■ To be done: Transcribe all the records exactly and omit any images they hold.

━━━━━ Entries supplied

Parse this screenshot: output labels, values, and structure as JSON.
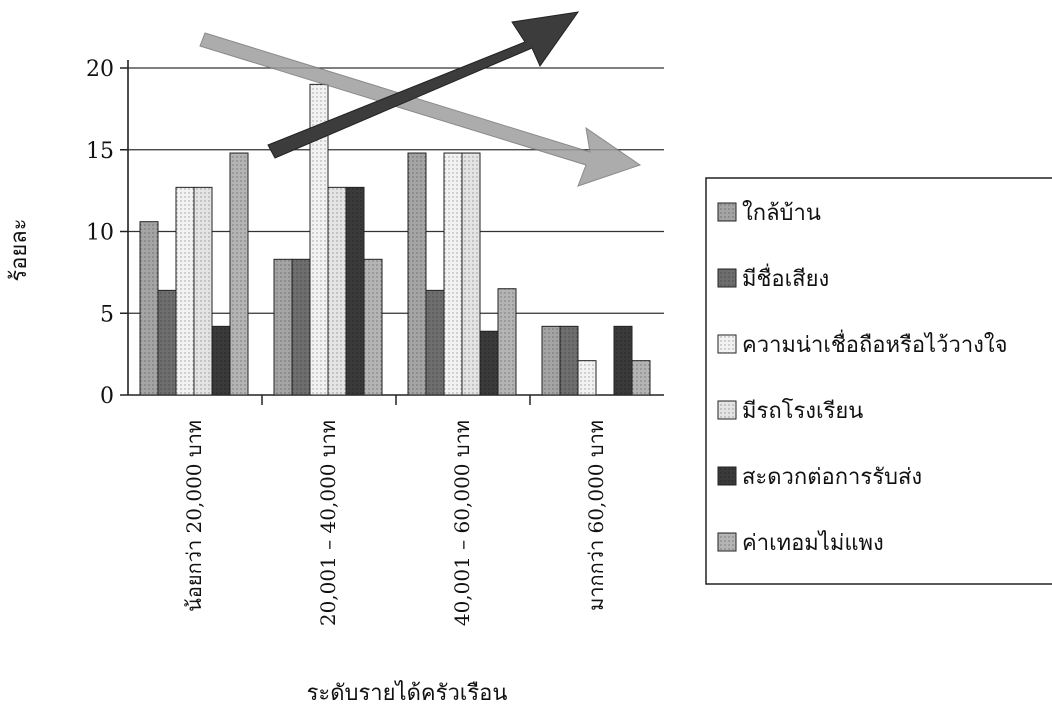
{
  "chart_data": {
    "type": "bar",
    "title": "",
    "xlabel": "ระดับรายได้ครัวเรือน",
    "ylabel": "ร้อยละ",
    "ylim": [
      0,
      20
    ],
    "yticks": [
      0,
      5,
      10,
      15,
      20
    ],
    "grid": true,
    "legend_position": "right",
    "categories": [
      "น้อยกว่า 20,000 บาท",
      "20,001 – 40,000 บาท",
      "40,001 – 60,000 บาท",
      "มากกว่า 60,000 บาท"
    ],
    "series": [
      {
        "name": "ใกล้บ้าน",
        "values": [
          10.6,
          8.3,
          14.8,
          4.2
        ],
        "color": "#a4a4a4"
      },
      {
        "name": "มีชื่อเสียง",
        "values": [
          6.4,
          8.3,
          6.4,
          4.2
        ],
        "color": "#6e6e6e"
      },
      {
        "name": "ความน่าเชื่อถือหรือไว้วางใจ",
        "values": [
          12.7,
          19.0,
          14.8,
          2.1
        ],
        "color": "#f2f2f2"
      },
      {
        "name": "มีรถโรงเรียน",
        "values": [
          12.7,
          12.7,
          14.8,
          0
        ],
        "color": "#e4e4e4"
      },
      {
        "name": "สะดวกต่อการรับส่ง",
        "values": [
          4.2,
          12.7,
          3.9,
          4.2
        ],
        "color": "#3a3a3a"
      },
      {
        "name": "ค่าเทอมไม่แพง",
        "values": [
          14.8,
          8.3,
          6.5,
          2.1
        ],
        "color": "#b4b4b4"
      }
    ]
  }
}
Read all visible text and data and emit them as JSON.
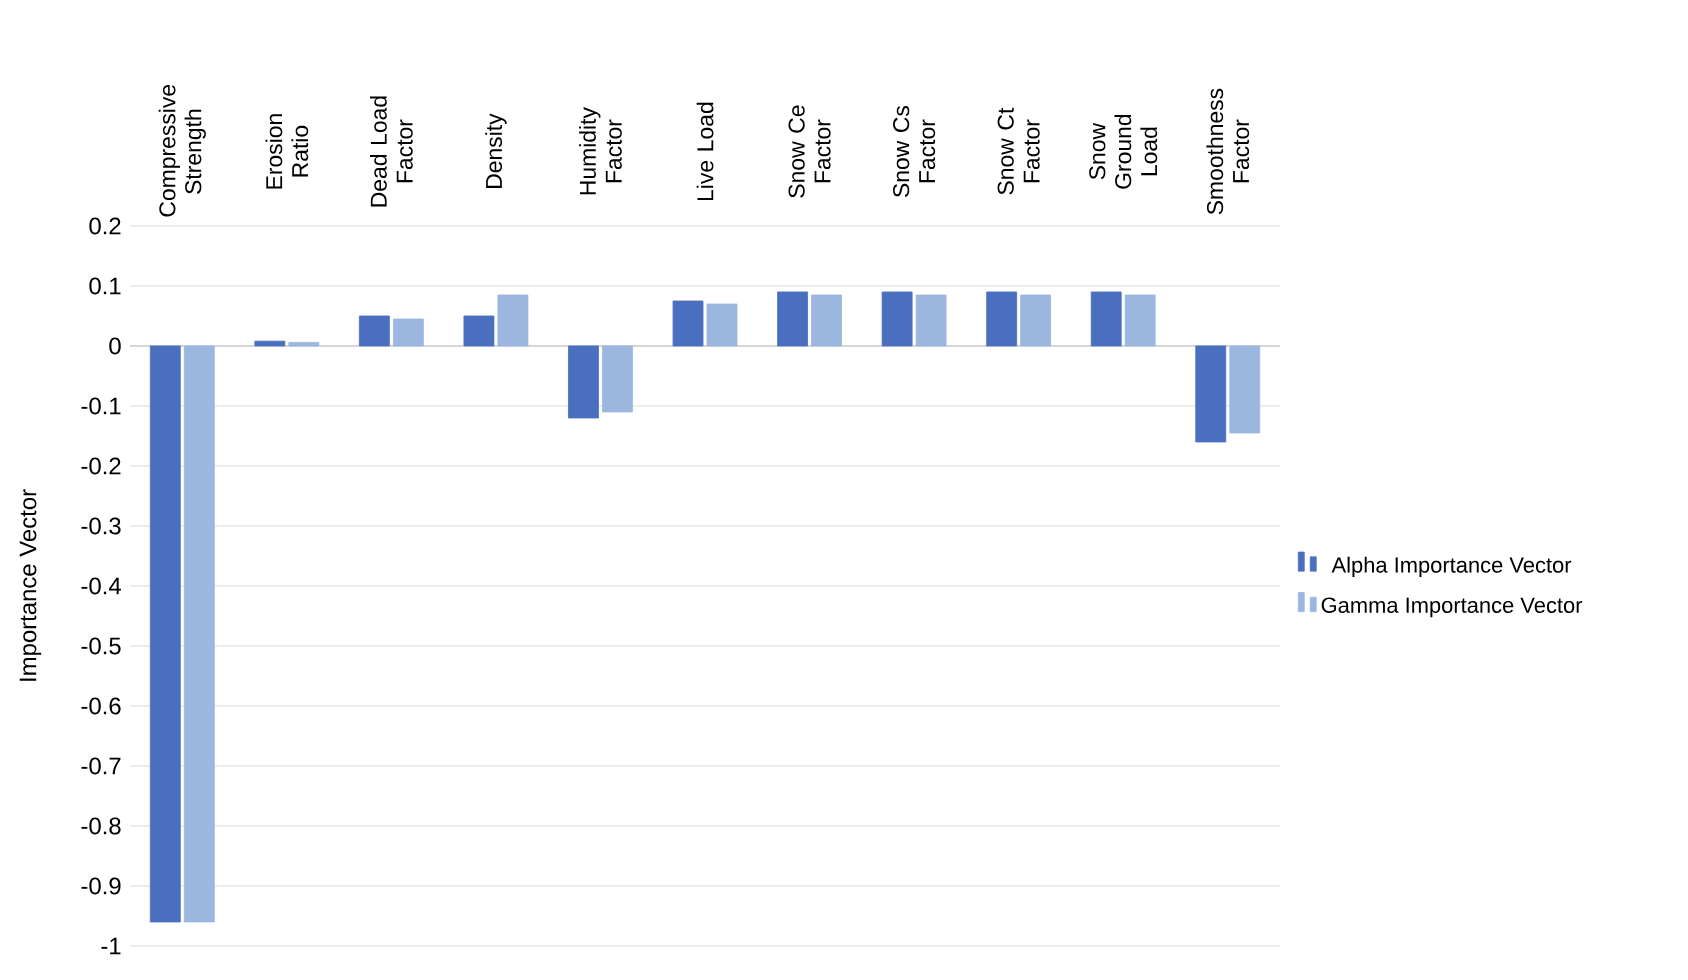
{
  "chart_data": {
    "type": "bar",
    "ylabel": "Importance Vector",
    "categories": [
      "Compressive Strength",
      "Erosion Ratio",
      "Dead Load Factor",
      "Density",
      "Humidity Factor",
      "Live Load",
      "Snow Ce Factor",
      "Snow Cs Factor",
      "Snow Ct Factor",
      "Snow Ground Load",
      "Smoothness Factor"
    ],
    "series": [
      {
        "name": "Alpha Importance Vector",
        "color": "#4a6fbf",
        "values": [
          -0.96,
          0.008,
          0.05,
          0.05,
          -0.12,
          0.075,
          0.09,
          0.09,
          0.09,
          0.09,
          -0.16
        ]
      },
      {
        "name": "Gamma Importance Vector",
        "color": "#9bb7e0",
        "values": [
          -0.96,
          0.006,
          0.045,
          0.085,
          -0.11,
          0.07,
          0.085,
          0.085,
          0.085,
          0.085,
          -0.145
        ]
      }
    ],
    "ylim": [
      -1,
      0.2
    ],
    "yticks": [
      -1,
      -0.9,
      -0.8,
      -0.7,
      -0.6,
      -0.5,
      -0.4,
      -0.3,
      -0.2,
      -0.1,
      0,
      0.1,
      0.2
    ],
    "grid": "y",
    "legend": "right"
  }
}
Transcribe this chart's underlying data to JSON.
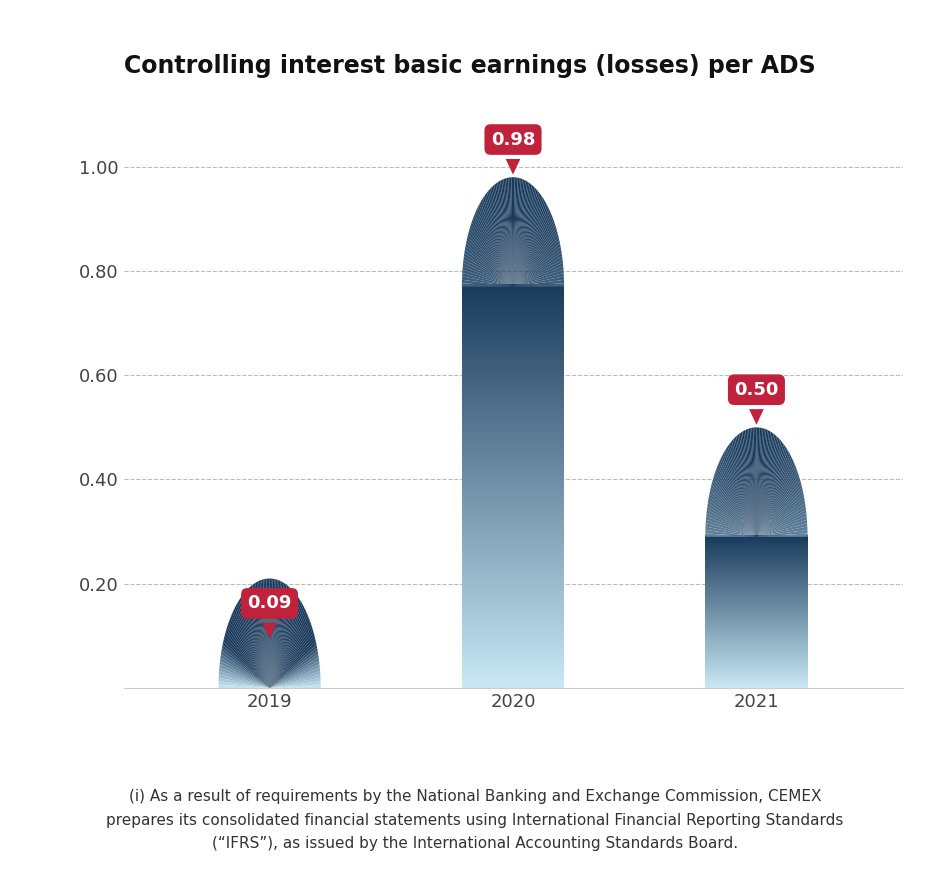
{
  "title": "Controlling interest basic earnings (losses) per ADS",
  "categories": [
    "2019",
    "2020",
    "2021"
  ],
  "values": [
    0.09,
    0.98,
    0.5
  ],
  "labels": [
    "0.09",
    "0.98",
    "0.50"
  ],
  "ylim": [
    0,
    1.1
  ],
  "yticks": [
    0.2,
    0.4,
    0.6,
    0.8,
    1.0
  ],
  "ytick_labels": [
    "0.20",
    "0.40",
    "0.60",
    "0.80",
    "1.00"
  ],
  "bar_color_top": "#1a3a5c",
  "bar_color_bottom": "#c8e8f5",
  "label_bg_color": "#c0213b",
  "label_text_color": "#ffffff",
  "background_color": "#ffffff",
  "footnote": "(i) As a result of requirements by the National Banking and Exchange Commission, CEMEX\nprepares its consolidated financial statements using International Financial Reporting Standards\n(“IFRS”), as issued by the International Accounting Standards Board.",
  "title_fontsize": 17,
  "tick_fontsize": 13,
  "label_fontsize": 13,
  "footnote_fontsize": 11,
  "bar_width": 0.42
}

━━━━━━━━━━

■ Result:
Parse this screenshot: output labels, values, and structure as JSON.
{
  "chart_data": {
    "type": "bar",
    "title": "",
    "xlabel": "ระดับรายได้ครัวเรือน",
    "ylabel": "ร้อยละ",
    "ylim": [
      0,
      20
    ],
    "yticks": [
      0,
      5,
      10,
      15,
      20
    ],
    "grid": true,
    "legend_position": "right",
    "categories": [
      "น้อยกว่า 20,000 บาท",
      "20,001 – 40,000 บาท",
      "40,001 – 60,000 บาท",
      "มากกว่า 60,000 บาท"
    ],
    "series": [
      {
        "name": "ใกล้บ้าน",
        "values": [
          10.6,
          8.3,
          14.8,
          4.2
        ],
        "color": "#a4a4a4"
      },
      {
        "name": "มีชื่อเสียง",
        "values": [
          6.4,
          8.3,
          6.4,
          4.2
        ],
        "color": "#6e6e6e"
      },
      {
        "name": "ความน่าเชื่อถือหรือไว้วางใจ",
        "values": [
          12.7,
          19.0,
          14.8,
          2.1
        ],
        "color": "#f2f2f2"
      },
      {
        "name": "มีรถโรงเรียน",
        "values": [
          12.7,
          12.7,
          14.8,
          0
        ],
        "color": "#e4e4e4"
      },
      {
        "name": "สะดวกต่อการรับส่ง",
        "values": [
          4.2,
          12.7,
          3.9,
          4.2
        ],
        "color": "#3a3a3a"
      },
      {
        "name": "ค่าเทอมไม่แพง",
        "values": [
          14.8,
          8.3,
          6.5,
          2.1
        ],
        "color": "#b4b4b4"
      }
    ]
  }
}
Read all visible text and data and emit them as JSON.
{
  "chart_data": {
    "type": "bar",
    "ylabel": "Importance Vector",
    "categories": [
      "Compressive Strength",
      "Erosion Ratio",
      "Dead Load Factor",
      "Density",
      "Humidity Factor",
      "Live Load",
      "Snow Ce Factor",
      "Snow Cs Factor",
      "Snow Ct Factor",
      "Snow Ground Load",
      "Smoothness Factor"
    ],
    "series": [
      {
        "name": "Alpha Importance Vector",
        "color": "#4a6fbf",
        "values": [
          -0.96,
          0.008,
          0.05,
          0.05,
          -0.12,
          0.075,
          0.09,
          0.09,
          0.09,
          0.09,
          -0.16
        ]
      },
      {
        "name": "Gamma Importance Vector",
        "color": "#9bb7e0",
        "values": [
          -0.96,
          0.006,
          0.045,
          0.085,
          -0.11,
          0.07,
          0.085,
          0.085,
          0.085,
          0.085,
          -0.145
        ]
      }
    ],
    "ylim": [
      -1,
      0.2
    ],
    "yticks": [
      -1,
      -0.9,
      -0.8,
      -0.7,
      -0.6,
      -0.5,
      -0.4,
      -0.3,
      -0.2,
      -0.1,
      0,
      0.1,
      0.2
    ],
    "grid": "y",
    "legend": "right"
  }
}
Transcribe this chart's underlying data to JSON.
{
  "title": "Controlling interest basic earnings (losses) per ADS",
  "categories": [
    "2019",
    "2020",
    "2021"
  ],
  "values": [
    0.09,
    0.98,
    0.5
  ],
  "labels": [
    "0.09",
    "0.98",
    "0.50"
  ],
  "ylim": [
    0,
    1.1
  ],
  "yticks": [
    0.2,
    0.4,
    0.6,
    0.8,
    1.0
  ],
  "ytick_labels": [
    "0.20",
    "0.40",
    "0.60",
    "0.80",
    "1.00"
  ],
  "bar_color_top": "#1a3a5c",
  "bar_color_bottom": "#c8e8f5",
  "label_bg_color": "#c0213b",
  "label_text_color": "#ffffff",
  "background_color": "#ffffff",
  "footnote": "(i) As a result of requirements by the National Banking and Exchange Commission, CEMEX\nprepares its consolidated financial statements using International Financial Reporting Standards\n(“IFRS”), as issued by the International Accounting Standards Board.",
  "title_fontsize": 17,
  "tick_fontsize": 13,
  "label_fontsize": 13,
  "footnote_fontsize": 11,
  "bar_width": 0.42
}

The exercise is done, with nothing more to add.